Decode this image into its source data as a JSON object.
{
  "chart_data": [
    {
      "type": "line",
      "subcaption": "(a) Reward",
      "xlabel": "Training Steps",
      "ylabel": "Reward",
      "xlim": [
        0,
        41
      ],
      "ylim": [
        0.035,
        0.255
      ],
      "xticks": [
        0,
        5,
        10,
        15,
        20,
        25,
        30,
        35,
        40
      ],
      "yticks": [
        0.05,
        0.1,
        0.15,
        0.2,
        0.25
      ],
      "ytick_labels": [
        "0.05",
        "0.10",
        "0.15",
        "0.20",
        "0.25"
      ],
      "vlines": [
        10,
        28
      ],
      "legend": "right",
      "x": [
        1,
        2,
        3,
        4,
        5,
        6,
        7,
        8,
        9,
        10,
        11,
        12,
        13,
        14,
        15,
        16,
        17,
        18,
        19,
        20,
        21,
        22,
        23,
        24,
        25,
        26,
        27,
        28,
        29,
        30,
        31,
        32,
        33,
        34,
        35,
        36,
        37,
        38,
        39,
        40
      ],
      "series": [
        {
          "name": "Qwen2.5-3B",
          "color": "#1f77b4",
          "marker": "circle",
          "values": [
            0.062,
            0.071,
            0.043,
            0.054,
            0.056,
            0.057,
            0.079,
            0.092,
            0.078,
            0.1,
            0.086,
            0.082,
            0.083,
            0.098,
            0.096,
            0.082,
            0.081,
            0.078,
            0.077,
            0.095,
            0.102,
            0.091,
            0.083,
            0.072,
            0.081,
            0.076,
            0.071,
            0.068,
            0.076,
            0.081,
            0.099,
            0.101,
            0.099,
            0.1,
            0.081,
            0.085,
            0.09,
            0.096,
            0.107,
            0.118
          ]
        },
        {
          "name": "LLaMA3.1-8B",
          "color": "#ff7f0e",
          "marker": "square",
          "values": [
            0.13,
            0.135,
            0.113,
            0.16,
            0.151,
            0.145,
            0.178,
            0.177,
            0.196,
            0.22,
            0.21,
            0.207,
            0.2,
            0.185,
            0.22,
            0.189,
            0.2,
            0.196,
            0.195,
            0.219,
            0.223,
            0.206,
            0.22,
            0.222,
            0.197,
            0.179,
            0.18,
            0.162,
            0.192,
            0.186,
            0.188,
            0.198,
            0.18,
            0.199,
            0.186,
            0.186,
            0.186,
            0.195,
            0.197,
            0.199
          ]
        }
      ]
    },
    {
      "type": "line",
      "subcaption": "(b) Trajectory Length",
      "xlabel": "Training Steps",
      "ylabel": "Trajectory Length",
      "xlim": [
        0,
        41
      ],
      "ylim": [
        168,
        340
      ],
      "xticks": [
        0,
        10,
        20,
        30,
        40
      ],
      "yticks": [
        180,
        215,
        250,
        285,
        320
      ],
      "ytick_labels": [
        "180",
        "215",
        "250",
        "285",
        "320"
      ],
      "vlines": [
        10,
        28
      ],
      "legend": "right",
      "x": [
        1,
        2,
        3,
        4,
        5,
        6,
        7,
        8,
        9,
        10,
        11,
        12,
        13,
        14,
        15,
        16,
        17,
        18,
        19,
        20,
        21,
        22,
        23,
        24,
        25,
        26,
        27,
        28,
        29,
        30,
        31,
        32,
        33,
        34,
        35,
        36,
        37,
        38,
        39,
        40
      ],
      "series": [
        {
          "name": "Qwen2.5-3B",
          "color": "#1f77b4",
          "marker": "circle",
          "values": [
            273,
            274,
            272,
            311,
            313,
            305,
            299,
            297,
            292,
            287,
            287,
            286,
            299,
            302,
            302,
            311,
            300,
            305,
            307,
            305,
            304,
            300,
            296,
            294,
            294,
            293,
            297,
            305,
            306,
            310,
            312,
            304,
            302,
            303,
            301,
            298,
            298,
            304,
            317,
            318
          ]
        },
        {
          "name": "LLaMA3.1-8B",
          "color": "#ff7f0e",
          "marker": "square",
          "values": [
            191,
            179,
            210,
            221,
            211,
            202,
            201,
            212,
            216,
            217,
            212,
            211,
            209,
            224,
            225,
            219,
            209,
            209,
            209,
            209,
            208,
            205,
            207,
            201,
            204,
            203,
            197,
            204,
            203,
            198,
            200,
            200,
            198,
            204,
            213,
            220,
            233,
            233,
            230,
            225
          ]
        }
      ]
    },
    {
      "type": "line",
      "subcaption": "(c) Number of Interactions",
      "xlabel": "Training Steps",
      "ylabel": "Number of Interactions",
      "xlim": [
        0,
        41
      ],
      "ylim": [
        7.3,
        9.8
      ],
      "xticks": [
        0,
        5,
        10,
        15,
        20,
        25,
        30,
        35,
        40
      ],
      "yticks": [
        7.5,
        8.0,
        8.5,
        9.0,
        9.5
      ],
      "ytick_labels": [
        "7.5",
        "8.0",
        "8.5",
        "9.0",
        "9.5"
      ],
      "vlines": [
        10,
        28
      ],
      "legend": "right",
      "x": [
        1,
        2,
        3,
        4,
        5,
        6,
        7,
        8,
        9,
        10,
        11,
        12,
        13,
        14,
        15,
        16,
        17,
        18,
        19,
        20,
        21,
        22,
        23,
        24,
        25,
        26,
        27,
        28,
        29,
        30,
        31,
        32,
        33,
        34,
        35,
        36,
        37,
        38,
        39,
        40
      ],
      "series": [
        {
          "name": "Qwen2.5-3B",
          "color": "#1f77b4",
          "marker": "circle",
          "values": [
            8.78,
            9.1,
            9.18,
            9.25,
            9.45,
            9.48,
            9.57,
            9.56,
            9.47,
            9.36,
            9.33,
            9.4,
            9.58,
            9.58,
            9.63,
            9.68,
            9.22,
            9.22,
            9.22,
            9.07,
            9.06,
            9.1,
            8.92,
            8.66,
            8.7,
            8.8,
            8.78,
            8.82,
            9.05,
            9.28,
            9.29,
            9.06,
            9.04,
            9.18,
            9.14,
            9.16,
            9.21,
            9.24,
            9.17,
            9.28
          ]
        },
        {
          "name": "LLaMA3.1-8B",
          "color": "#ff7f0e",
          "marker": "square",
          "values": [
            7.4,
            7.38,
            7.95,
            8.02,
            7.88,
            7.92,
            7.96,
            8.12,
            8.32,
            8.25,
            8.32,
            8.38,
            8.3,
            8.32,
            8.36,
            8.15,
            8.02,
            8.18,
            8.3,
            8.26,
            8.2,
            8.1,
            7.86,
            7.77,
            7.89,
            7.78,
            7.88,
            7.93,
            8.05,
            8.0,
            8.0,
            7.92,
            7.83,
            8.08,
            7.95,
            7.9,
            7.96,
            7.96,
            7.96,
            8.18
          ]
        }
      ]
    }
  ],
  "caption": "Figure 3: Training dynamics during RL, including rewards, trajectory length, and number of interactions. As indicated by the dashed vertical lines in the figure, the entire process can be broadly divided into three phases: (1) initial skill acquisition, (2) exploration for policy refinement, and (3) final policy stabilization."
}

==========

#### [Written task]
Using the data above, repeat every line exactly.

#### [Exercise response]
Decode this image into its source data as a JSON object.
{
  "chart_data": [
    {
      "type": "line",
      "subcaption": "(a) Reward",
      "xlabel": "Training Steps",
      "ylabel": "Reward",
      "xlim": [
        0,
        41
      ],
      "ylim": [
        0.035,
        0.255
      ],
      "xticks": [
        0,
        5,
        10,
        15,
        20,
        25,
        30,
        35,
        40
      ],
      "yticks": [
        0.05,
        0.1,
        0.15,
        0.2,
        0.25
      ],
      "ytick_labels": [
        "0.05",
        "0.10",
        "0.15",
        "0.20",
        "0.25"
      ],
      "vlines": [
        10,
        28
      ],
      "legend": "right",
      "x": [
        1,
        2,
        3,
        4,
        5,
        6,
        7,
        8,
        9,
        10,
        11,
        12,
        13,
        14,
        15,
        16,
        17,
        18,
        19,
        20,
        21,
        22,
        23,
        24,
        25,
        26,
        27,
        28,
        29,
        30,
        31,
        32,
        33,
        34,
        35,
        36,
        37,
        38,
        39,
        40
      ],
      "series": [
        {
          "name": "Qwen2.5-3B",
          "color": "#1f77b4",
          "marker": "circle",
          "values": [
            0.062,
            0.071,
            0.043,
            0.054,
            0.056,
            0.057,
            0.079,
            0.092,
            0.078,
            0.1,
            0.086,
            0.082,
            0.083,
            0.098,
            0.096,
            0.082,
            0.081,
            0.078,
            0.077,
            0.095,
            0.102,
            0.091,
            0.083,
            0.072,
            0.081,
            0.076,
            0.071,
            0.068,
            0.076,
            0.081,
            0.099,
            0.101,
            0.099,
            0.1,
            0.081,
            0.085,
            0.09,
            0.096,
            0.107,
            0.118
          ]
        },
        {
          "name": "LLaMA3.1-8B",
          "color": "#ff7f0e",
          "marker": "square",
          "values": [
            0.13,
            0.135,
            0.113,
            0.16,
            0.151,
            0.145,
            0.178,
            0.177,
            0.196,
            0.22,
            0.21,
            0.207,
            0.2,
            0.185,
            0.22,
            0.189,
            0.2,
            0.196,
            0.195,
            0.219,
            0.223,
            0.206,
            0.22,
            0.222,
            0.197,
            0.179,
            0.18,
            0.162,
            0.192,
            0.186,
            0.188,
            0.198,
            0.18,
            0.199,
            0.186,
            0.186,
            0.186,
            0.195,
            0.197,
            0.199
          ]
        }
      ]
    },
    {
      "type": "line",
      "subcaption": "(b) Trajectory Length",
      "xlabel": "Training Steps",
      "ylabel": "Trajectory Length",
      "xlim": [
        0,
        41
      ],
      "ylim": [
        168,
        340
      ],
      "xticks": [
        0,
        10,
        20,
        30,
        40
      ],
      "yticks": [
        180,
        215,
        250,
        285,
        320
      ],
      "ytick_labels": [
        "180",
        "215",
        "250",
        "285",
        "320"
      ],
      "vlines": [
        10,
        28
      ],
      "legend": "right",
      "x": [
        1,
        2,
        3,
        4,
        5,
        6,
        7,
        8,
        9,
        10,
        11,
        12,
        13,
        14,
        15,
        16,
        17,
        18,
        19,
        20,
        21,
        22,
        23,
        24,
        25,
        26,
        27,
        28,
        29,
        30,
        31,
        32,
        33,
        34,
        35,
        36,
        37,
        38,
        39,
        40
      ],
      "series": [
        {
          "name": "Qwen2.5-3B",
          "color": "#1f77b4",
          "marker": "circle",
          "values": [
            273,
            274,
            272,
            311,
            313,
            305,
            299,
            297,
            292,
            287,
            287,
            286,
            299,
            302,
            302,
            311,
            300,
            305,
            307,
            305,
            304,
            300,
            296,
            294,
            294,
            293,
            297,
            305,
            306,
            310,
            312,
            304,
            302,
            303,
            301,
            298,
            298,
            304,
            317,
            318
          ]
        },
        {
          "name": "LLaMA3.1-8B",
          "color": "#ff7f0e",
          "marker": "square",
          "values": [
            191,
            179,
            210,
            221,
            211,
            202,
            201,
            212,
            216,
            217,
            212,
            211,
            209,
            224,
            225,
            219,
            209,
            209,
            209,
            209,
            208,
            205,
            207,
            201,
            204,
            203,
            197,
            204,
            203,
            198,
            200,
            200,
            198,
            204,
            213,
            220,
            233,
            233,
            230,
            225
          ]
        }
      ]
    },
    {
      "type": "line",
      "subcaption": "(c) Number of Interactions",
      "xlabel": "Training Steps",
      "ylabel": "Number of Interactions",
      "xlim": [
        0,
        41
      ],
      "ylim": [
        7.3,
        9.8
      ],
      "xticks": [
        0,
        5,
        10,
        15,
        20,
        25,
        30,
        35,
        40
      ],
      "yticks": [
        7.5,
        8.0,
        8.5,
        9.0,
        9.5
      ],
      "ytick_labels": [
        "7.5",
        "8.0",
        "8.5",
        "9.0",
        "9.5"
      ],
      "vlines": [
        10,
        28
      ],
      "legend": "right",
      "x": [
        1,
        2,
        3,
        4,
        5,
        6,
        7,
        8,
        9,
        10,
        11,
        12,
        13,
        14,
        15,
        16,
        17,
        18,
        19,
        20,
        21,
        22,
        23,
        24,
        25,
        26,
        27,
        28,
        29,
        30,
        31,
        32,
        33,
        34,
        35,
        36,
        37,
        38,
        39,
        40
      ],
      "series": [
        {
          "name": "Qwen2.5-3B",
          "color": "#1f77b4",
          "marker": "circle",
          "values": [
            8.78,
            9.1,
            9.18,
            9.25,
            9.45,
            9.48,
            9.57,
            9.56,
            9.47,
            9.36,
            9.33,
            9.4,
            9.58,
            9.58,
            9.63,
            9.68,
            9.22,
            9.22,
            9.22,
            9.07,
            9.06,
            9.1,
            8.92,
            8.66,
            8.7,
            8.8,
            8.78,
            8.82,
            9.05,
            9.28,
            9.29,
            9.06,
            9.04,
            9.18,
            9.14,
            9.16,
            9.21,
            9.24,
            9.17,
            9.28
          ]
        },
        {
          "name": "LLaMA3.1-8B",
          "color": "#ff7f0e",
          "marker": "square",
          "values": [
            7.4,
            7.38,
            7.95,
            8.02,
            7.88,
            7.92,
            7.96,
            8.12,
            8.32,
            8.25,
            8.32,
            8.38,
            8.3,
            8.32,
            8.36,
            8.15,
            8.02,
            8.18,
            8.3,
            8.26,
            8.2,
            8.1,
            7.86,
            7.77,
            7.89,
            7.78,
            7.88,
            7.93,
            8.05,
            8.0,
            8.0,
            7.92,
            7.83,
            8.08,
            7.95,
            7.9,
            7.96,
            7.96,
            7.96,
            8.18
          ]
        }
      ]
    }
  ],
  "caption": "Figure 3: Training dynamics during RL, including rewards, trajectory length, and number of interactions. As indicated by the dashed vertical lines in the figure, the entire process can be broadly divided into three phases: (1) initial skill acquisition, (2) exploration for policy refinement, and (3) final policy stabilization."
}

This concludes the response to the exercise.